— start Provided records —
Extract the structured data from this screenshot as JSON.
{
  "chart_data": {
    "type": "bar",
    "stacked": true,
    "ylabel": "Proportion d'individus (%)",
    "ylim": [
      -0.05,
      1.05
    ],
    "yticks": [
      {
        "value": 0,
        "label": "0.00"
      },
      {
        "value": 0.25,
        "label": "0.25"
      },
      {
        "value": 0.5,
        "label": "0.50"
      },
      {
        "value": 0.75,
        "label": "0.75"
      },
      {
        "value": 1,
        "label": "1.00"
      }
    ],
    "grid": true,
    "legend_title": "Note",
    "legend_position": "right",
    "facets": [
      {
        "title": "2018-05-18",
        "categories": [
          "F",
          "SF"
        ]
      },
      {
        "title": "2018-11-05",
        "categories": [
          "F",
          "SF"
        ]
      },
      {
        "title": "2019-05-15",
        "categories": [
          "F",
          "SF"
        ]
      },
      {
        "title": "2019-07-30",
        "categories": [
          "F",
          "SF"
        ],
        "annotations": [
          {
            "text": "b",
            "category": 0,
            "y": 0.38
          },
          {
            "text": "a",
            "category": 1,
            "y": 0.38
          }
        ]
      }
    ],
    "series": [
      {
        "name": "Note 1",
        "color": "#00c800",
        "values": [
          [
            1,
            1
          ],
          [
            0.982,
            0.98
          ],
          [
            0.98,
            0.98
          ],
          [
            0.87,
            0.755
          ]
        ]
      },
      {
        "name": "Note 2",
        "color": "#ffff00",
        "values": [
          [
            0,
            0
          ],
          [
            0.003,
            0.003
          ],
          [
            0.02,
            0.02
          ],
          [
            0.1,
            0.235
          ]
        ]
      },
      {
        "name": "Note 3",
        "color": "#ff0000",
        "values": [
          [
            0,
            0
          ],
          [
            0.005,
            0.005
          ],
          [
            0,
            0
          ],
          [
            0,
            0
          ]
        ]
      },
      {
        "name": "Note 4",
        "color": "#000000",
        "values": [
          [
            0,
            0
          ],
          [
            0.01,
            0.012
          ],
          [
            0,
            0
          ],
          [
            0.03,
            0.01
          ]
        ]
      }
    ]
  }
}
— end Provided records —
▶ [Exercise prompt] Reproduce each line from the records that contains the word "name".

▶ [Solution for this problem]
        "name": "Note 1",
        "name": "Note 2",
        "name": "Note 3",
        "name": "Note 4",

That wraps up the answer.